TASK GOAL >> Every line below that holds the string "Current" should be copied out.

'''

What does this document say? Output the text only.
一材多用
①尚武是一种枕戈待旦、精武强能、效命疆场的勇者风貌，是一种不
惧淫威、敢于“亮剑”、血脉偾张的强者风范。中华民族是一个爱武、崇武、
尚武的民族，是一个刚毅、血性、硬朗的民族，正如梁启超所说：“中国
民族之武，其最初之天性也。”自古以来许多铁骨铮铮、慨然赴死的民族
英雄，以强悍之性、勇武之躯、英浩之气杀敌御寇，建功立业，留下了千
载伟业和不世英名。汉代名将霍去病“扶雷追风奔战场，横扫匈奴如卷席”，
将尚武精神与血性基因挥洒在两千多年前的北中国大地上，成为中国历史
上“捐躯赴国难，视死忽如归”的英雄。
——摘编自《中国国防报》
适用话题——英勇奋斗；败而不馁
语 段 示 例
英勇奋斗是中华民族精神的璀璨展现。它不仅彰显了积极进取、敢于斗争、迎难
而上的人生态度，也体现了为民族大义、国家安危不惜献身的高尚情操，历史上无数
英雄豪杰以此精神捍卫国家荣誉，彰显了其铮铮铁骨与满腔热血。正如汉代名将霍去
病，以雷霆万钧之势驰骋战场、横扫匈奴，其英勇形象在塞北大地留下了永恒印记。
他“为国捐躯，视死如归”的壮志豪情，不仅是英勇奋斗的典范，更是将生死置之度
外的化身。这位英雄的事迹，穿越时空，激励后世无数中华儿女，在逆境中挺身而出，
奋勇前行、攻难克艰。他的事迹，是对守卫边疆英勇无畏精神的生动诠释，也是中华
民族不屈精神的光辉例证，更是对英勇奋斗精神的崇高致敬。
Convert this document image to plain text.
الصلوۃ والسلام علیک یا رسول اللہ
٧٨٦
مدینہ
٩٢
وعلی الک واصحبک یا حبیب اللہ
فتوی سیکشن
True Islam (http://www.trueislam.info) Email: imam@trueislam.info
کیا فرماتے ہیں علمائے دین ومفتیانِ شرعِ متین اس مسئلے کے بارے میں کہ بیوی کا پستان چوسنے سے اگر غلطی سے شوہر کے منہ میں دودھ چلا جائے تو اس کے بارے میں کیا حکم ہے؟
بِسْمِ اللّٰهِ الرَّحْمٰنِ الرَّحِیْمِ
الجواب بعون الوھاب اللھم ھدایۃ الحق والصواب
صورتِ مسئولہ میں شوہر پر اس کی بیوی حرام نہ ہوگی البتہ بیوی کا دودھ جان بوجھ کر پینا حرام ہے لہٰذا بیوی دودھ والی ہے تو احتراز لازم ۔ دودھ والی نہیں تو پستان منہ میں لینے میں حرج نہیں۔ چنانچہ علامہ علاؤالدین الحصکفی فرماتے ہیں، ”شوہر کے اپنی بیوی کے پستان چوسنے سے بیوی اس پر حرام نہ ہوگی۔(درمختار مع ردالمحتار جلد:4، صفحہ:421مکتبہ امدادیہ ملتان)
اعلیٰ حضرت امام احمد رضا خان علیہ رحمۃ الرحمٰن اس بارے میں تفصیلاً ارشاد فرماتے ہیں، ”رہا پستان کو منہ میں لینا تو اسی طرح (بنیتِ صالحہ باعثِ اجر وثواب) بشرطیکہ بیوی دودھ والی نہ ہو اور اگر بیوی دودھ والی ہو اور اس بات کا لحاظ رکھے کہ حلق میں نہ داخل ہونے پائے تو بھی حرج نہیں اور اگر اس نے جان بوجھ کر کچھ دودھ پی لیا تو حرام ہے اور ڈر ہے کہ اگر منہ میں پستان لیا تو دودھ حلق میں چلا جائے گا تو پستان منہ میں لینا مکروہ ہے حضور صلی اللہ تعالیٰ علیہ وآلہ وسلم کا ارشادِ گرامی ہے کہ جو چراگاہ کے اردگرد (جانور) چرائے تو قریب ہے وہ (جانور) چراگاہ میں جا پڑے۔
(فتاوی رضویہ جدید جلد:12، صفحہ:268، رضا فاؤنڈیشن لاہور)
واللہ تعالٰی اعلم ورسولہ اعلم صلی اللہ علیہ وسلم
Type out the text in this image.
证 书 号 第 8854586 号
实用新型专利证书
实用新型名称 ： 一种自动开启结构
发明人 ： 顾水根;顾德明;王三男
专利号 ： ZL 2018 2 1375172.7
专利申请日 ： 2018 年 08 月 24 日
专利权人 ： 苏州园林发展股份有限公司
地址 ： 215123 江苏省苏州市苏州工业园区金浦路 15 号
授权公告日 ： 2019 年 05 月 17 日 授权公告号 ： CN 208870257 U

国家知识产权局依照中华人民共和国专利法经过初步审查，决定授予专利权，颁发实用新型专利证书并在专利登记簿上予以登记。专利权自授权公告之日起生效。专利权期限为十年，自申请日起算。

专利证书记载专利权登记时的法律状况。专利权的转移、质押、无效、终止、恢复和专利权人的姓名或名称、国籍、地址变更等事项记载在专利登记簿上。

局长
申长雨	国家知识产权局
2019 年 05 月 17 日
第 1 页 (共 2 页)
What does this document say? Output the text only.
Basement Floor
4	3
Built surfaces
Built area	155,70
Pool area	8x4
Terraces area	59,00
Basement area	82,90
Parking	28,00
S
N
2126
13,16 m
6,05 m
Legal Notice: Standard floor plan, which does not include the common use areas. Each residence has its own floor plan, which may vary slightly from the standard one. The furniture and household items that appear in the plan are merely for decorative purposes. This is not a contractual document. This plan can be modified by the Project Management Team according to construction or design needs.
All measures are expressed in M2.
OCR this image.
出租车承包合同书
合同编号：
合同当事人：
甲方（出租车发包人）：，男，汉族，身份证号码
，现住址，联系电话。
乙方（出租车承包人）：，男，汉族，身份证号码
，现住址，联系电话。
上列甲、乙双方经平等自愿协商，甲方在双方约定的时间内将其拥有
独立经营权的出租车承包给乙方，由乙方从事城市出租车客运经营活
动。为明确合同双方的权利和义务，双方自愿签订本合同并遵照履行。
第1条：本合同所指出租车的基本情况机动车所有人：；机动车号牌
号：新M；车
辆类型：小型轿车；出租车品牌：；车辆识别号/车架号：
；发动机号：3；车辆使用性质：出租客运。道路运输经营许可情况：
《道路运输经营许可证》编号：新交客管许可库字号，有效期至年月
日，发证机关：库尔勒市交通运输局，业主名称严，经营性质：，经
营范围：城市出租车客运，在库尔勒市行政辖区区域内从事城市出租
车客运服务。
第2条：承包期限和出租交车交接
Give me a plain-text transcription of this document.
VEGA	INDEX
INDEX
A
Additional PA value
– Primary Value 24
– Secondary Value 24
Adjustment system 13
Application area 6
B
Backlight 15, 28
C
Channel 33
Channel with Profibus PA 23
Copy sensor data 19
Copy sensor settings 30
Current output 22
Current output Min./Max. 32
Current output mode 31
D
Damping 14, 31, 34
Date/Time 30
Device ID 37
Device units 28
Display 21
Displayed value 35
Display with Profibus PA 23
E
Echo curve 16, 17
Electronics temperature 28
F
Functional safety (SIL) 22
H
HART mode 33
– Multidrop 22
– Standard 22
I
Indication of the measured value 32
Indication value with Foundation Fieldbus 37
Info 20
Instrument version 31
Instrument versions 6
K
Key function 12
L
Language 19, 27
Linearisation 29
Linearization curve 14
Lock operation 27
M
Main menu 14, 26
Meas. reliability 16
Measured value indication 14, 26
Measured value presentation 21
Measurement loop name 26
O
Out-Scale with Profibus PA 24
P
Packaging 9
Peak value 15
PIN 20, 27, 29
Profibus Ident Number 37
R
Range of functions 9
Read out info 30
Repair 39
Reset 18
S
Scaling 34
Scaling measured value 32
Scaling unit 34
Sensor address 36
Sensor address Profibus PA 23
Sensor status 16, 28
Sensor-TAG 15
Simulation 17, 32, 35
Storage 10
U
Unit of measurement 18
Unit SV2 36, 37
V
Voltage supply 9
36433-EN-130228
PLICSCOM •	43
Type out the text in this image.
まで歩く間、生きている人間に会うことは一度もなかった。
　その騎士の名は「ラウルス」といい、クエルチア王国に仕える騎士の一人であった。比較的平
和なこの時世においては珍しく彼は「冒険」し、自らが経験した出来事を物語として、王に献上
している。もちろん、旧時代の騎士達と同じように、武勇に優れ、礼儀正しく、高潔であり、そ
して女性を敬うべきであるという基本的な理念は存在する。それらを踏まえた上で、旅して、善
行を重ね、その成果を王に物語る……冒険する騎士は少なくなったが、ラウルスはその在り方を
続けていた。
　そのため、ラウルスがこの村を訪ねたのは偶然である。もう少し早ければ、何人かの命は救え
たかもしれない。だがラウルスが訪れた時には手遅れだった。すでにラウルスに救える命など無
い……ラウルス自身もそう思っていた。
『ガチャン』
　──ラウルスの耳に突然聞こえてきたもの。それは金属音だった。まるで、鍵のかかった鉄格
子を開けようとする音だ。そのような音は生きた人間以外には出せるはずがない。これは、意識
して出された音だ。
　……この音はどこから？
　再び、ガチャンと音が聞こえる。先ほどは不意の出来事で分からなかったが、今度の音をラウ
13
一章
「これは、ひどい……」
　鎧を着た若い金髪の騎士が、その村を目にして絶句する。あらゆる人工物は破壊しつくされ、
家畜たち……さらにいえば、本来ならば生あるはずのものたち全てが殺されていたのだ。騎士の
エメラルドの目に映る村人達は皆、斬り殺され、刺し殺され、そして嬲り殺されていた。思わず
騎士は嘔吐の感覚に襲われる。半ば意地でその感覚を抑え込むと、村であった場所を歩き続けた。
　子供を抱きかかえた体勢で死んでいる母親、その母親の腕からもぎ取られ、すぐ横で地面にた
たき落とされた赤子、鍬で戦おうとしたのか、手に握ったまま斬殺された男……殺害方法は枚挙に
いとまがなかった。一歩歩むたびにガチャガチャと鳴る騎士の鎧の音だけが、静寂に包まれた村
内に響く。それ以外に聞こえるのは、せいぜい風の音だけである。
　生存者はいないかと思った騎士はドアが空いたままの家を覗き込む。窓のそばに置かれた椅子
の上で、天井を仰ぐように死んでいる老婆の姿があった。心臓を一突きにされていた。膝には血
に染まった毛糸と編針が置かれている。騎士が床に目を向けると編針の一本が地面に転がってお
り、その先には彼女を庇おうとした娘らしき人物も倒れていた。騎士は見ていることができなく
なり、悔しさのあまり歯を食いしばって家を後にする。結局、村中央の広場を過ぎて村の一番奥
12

'''

WRITTEN SOLUTION >>
Current output 22
Current output Min./Max. 32
Current output mode 31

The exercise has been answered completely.